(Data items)
>> Begin

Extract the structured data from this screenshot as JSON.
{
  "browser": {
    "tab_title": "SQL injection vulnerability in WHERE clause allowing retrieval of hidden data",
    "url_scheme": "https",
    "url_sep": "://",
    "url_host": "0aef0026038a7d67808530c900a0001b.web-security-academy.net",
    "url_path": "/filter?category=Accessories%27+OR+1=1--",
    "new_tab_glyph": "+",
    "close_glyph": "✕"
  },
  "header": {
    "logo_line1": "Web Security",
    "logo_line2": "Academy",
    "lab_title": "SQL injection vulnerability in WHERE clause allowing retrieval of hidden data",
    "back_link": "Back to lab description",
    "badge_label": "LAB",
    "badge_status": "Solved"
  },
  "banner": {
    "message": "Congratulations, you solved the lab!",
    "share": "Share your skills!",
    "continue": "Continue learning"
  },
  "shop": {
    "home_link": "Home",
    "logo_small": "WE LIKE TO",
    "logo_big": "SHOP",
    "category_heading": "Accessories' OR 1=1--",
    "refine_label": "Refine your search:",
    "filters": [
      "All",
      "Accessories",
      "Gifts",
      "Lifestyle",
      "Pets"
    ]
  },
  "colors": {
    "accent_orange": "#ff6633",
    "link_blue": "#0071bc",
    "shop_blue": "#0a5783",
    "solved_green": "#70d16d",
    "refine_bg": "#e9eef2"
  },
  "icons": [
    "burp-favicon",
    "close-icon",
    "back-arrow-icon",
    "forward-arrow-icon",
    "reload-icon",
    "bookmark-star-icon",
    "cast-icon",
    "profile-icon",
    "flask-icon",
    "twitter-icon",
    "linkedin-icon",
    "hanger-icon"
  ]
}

>> End

• _Task directions_: Write out the listing once more, matching it exactly.

• _Result of this task_:
Extract the structured data from this screenshot as JSON.
{
  "browser": {
    "tab_title": "SQL injection vulnerability in WHERE clause allowing retrieval of hidden data",
    "url_scheme": "https",
    "url_sep": "://",
    "url_host": "0aef0026038a7d67808530c900a0001b.web-security-academy.net",
    "url_path": "/filter?category=Accessories%27+OR+1=1--",
    "new_tab_glyph": "+",
    "close_glyph": "✕"
  },
  "header": {
    "logo_line1": "Web Security",
    "logo_line2": "Academy",
    "lab_title": "SQL injection vulnerability in WHERE clause allowing retrieval of hidden data",
    "back_link": "Back to lab description",
    "badge_label": "LAB",
    "badge_status": "Solved"
  },
  "banner": {
    "message": "Congratulations, you solved the lab!",
    "share": "Share your skills!",
    "continue": "Continue learning"
  },
  "shop": {
    "home_link": "Home",
    "logo_small": "WE LIKE TO",
    "logo_big": "SHOP",
    "category_heading": "Accessories' OR 1=1--",
    "refine_label": "Refine your search:",
    "filters": [
      "All",
      "Accessories",
      "Gifts",
      "Lifestyle",
      "Pets"
    ]
  },
  "colors": {
    "accent_orange": "#ff6633",
    "link_blue": "#0071bc",
    "shop_blue": "#0a5783",
    "solved_green": "#70d16d",
    "refine_bg": "#e9eef2"
  },
  "icons": [
    "burp-favicon",
    "close-icon",
    "back-arrow-icon",
    "forward-arrow-icon",
    "reload-icon",
    "bookmark-star-icon",
    "cast-icon",
    "profile-icon",
    "flask-icon",
    "twitter-icon",
    "linkedin-icon",
    "hanger-icon"
  ]
}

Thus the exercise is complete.